# [Texto proporcionado]
————————

La inesperada crisis global del coronavirus, que ha acelerado aún más el temor al futuro, ha trastocado nuestras vidas. El aluvión de incertidumbre, la ausencia de certezas, le proporciona espesor y novedades de última hora a lo que ya se sabía. Los cambios de una nueva época provocados por los avances de la derecha radical, los populismos de rostros variados, de izquierda o de derecha, la xenofobia, aparecen justamente en los quebrantos de la democracia liberal. Crece el antiliberalismo como fuerza política y como clima cultural.

Con el siglo XXI ha nacido una época con señales inquietantes, que resulta a veces difícil de comprender y explicar. Vivimos en una era de volatilidad que genera procesos disruptivos en las formas democráticas y en los sistemas políticos. La pandemia hizo más visibles las disfunciones del orden político liberal. Esas disfunciones remiten a la crisis del sistema de partidos, a la disolución de las identidades políticas masivas, a la fluctuación del voto, a los liderazgos de nuevo tipo –de manera frecuente con rasgos decisionistas o autoritarios–, a las desigualdades persistentes y múltiples, componentes que revelan una fatiga democrática, con degradaciones institucionales.

————————

[Datos de segmentación de página]

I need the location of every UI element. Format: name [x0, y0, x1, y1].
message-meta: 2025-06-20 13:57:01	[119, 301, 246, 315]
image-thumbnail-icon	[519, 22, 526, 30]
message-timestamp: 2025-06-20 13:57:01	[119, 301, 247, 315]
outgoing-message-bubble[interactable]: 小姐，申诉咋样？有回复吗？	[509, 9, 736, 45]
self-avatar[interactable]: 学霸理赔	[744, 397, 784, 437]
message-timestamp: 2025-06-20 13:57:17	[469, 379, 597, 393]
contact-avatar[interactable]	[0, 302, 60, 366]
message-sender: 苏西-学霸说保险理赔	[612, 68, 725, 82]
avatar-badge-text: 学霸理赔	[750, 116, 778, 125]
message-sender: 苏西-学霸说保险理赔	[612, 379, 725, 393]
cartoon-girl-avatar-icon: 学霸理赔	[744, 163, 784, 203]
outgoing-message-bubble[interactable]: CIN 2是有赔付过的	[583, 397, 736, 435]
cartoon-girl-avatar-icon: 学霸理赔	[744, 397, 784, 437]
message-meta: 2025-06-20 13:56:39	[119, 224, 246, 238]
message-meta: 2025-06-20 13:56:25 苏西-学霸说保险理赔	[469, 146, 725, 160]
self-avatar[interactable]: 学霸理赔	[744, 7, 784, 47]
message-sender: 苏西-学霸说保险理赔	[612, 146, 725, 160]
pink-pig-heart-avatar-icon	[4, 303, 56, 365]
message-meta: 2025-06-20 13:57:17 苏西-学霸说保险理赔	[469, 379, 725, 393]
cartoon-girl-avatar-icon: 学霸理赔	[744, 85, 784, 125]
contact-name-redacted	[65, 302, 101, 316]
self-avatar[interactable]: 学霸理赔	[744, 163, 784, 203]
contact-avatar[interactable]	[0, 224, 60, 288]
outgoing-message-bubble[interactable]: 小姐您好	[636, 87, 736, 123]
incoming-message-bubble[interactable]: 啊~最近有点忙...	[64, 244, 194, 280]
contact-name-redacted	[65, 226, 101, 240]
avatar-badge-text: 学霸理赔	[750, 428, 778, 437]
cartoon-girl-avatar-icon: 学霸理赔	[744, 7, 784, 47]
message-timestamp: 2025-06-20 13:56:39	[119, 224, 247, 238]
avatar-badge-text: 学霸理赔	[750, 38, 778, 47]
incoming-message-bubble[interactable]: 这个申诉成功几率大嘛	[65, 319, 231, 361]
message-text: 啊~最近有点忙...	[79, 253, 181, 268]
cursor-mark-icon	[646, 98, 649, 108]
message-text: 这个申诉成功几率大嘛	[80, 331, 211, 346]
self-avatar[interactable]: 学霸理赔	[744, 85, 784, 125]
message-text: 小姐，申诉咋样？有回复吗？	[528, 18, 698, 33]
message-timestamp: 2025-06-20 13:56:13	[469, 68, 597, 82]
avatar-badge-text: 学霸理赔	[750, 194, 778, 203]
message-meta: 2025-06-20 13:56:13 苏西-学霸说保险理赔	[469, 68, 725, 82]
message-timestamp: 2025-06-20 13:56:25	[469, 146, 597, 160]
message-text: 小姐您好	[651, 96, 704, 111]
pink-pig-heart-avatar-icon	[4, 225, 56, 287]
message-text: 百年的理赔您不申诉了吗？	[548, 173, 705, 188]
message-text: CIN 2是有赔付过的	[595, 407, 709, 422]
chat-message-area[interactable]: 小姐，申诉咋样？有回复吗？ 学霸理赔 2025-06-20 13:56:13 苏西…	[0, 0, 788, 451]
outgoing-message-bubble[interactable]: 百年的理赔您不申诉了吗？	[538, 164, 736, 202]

————————

# [Requisitos de tareas]
- A) Actualiza el pasaje del texto sobre la crisis de la democracia liberal que va de "La inesperada crisis" a "como clima cultural.", reemplazando "xenofobia" por "intolerancia".
- B) Según el texto sobre la crisis de la democracia liberal, ¿qué hizo más visible la pandemia?
Recurre únicamente al texto proporcionado.

# [Respuestas en orden]
- A)
La inesperada crisis global del coronavirus, que ha acelerado aún más el temor al futuro, ha trastocado nuestras vidas. El aluvión de incertidumbre, la ausencia de certezas, le proporciona espesor y novedades de última hora a lo que ya se sabía. Los cambios de una nueva época provocados por los avances de la derecha radical, los populismos de rostros variados, de izquierda o de derecha, la intolerancia, aparecen justamente en los quebrantos de la democracia liberal. Crece el antiliberalismo como fuerza política y como clima cultural.

- B) Las disfunciones del orden político liberal.